**Exercise requirements**
Go through the data below. List every line that holds the word "pencil".

Dataset items

--

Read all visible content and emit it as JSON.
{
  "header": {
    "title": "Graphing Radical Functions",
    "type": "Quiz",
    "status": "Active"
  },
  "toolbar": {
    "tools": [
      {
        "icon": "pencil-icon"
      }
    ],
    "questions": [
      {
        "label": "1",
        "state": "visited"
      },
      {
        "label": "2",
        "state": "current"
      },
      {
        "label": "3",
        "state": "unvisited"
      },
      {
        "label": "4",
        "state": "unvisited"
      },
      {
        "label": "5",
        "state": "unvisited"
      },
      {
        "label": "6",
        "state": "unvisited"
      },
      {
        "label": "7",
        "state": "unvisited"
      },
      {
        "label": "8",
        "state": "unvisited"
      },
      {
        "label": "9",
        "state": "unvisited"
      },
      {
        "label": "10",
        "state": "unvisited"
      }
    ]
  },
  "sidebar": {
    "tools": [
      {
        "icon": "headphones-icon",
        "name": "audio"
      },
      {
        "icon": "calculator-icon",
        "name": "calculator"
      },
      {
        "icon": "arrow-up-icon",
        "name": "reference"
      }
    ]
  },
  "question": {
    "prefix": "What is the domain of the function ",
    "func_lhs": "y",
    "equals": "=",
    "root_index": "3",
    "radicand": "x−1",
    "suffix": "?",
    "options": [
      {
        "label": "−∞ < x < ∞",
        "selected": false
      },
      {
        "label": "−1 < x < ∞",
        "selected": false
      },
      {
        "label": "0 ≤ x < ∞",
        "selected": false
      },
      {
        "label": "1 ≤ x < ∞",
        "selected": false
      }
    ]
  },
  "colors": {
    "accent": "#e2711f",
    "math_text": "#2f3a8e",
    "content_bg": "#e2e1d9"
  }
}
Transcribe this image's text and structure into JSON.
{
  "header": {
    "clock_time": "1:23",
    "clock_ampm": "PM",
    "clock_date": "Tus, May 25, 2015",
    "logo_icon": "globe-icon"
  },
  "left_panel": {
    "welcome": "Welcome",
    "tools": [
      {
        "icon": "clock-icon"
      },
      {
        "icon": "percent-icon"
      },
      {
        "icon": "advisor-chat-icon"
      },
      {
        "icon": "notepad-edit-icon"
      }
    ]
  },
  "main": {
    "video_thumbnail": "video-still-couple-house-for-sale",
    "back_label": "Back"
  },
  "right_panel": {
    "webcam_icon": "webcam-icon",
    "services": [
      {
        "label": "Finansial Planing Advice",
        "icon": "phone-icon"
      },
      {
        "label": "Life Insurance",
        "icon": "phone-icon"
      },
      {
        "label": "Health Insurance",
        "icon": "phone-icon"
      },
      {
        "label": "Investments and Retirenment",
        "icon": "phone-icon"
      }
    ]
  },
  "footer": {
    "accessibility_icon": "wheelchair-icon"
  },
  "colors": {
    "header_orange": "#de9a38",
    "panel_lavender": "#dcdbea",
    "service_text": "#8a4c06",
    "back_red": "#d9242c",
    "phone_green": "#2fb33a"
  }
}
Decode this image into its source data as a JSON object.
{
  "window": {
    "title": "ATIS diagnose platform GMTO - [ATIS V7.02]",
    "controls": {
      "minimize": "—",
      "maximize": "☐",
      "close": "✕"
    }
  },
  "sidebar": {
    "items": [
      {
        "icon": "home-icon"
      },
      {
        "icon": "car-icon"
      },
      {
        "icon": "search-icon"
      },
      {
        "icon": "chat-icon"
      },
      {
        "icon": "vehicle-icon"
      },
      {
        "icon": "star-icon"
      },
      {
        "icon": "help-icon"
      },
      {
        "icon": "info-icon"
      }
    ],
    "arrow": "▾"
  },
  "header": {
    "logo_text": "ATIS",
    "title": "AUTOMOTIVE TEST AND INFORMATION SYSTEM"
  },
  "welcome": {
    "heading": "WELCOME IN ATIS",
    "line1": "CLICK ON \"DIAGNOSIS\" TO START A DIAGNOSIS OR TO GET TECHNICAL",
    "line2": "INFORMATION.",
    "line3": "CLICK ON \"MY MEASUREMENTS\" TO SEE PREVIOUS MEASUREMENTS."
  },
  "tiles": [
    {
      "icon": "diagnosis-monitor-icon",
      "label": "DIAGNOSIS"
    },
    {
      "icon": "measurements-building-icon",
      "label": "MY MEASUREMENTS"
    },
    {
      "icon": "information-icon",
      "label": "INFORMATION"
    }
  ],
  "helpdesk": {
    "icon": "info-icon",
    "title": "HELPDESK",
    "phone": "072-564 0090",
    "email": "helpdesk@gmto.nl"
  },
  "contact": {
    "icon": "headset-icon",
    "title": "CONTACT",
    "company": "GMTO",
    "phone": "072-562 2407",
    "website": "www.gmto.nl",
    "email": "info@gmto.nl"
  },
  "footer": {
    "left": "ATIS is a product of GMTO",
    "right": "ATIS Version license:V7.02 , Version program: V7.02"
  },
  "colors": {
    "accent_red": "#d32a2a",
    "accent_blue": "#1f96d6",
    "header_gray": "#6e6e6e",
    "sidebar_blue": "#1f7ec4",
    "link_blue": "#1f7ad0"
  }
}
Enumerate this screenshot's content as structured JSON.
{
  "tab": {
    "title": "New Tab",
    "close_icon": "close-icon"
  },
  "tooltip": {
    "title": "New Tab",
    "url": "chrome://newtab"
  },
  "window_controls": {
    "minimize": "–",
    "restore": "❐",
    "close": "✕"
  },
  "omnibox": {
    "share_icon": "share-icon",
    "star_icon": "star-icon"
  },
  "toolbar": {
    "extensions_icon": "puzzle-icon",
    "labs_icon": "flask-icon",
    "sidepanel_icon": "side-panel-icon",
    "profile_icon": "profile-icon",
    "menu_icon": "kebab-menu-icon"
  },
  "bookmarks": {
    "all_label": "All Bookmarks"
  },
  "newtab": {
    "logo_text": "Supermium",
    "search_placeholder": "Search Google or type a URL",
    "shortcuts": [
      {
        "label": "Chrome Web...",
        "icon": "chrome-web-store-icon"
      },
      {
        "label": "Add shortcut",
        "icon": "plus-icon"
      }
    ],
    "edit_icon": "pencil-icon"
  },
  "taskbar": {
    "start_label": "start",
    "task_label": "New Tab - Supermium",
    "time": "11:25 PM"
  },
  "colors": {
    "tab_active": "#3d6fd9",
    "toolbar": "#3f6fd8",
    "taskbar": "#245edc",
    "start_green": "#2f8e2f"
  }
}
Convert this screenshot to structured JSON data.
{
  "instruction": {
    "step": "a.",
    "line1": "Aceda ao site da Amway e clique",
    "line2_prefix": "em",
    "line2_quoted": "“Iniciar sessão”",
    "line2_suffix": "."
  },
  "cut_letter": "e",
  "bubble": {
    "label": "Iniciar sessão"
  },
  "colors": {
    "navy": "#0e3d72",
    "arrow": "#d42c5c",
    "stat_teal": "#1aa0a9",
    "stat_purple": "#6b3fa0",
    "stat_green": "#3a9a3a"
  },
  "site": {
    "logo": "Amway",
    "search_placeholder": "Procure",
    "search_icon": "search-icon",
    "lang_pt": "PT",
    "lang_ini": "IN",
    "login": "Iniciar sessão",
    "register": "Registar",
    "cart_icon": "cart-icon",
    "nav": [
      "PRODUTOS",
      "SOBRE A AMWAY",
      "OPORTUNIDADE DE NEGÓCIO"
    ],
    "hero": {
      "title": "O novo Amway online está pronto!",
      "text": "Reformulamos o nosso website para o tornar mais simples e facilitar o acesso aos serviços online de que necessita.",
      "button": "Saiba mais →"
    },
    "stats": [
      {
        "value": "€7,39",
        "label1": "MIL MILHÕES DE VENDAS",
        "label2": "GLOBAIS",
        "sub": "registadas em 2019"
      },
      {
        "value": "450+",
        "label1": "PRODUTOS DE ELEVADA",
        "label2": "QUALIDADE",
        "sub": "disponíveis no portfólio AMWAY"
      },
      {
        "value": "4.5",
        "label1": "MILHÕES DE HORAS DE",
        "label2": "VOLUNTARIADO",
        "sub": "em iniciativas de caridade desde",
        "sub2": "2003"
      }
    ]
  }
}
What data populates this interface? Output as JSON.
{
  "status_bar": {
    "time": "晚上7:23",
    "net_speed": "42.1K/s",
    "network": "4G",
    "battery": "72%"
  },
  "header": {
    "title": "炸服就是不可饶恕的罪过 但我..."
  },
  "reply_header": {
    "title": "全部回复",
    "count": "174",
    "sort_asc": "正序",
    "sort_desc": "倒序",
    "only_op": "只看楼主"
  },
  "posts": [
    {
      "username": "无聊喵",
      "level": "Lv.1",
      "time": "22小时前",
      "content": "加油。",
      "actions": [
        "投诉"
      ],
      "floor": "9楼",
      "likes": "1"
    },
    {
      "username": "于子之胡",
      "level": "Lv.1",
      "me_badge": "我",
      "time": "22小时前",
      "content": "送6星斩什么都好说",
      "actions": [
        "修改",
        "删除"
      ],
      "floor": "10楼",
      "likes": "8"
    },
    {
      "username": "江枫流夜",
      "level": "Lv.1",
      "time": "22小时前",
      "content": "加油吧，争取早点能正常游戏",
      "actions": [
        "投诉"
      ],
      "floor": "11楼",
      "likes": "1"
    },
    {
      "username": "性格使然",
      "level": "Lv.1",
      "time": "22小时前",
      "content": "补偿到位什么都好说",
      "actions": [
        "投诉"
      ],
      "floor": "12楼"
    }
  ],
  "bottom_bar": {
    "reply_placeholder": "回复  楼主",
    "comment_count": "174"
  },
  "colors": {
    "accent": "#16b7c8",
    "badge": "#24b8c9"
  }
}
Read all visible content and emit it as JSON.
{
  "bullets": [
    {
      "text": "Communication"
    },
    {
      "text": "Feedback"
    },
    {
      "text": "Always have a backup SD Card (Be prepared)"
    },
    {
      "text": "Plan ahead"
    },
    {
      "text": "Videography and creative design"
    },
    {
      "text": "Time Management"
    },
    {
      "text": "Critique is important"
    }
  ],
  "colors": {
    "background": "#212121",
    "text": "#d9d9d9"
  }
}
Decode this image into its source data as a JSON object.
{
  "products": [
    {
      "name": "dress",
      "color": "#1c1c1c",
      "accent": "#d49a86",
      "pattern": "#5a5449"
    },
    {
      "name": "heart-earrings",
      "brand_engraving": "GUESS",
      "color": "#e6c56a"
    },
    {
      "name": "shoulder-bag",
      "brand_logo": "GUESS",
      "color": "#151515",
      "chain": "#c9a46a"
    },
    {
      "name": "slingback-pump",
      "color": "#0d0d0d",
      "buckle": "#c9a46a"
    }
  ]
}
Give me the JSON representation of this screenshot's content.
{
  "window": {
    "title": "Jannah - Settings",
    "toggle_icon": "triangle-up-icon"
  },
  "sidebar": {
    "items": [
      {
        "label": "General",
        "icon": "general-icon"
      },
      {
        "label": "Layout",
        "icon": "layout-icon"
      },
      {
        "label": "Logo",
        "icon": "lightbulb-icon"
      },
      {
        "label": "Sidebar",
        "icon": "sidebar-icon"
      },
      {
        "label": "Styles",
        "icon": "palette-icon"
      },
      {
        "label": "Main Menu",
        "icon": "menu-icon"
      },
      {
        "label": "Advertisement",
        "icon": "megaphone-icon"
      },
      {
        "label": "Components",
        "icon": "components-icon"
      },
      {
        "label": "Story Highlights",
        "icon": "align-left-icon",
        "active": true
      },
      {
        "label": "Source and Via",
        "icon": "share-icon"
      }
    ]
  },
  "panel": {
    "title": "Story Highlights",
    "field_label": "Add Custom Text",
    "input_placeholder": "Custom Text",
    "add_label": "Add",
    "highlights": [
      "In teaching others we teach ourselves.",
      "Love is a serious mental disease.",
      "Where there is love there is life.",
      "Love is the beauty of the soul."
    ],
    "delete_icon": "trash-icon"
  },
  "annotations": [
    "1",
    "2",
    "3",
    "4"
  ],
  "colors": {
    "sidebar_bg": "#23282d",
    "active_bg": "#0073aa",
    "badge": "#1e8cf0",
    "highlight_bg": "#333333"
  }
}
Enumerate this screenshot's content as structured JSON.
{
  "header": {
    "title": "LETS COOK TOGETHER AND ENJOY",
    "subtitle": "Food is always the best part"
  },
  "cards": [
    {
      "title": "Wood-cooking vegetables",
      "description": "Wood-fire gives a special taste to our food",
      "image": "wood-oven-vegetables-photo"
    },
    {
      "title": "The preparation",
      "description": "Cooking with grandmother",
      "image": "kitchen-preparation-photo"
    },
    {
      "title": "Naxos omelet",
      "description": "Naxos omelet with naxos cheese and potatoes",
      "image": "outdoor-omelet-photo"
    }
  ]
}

--

**Answer to the problem**
        "icon": "pencil-icon"
    "edit_icon": "pencil-icon"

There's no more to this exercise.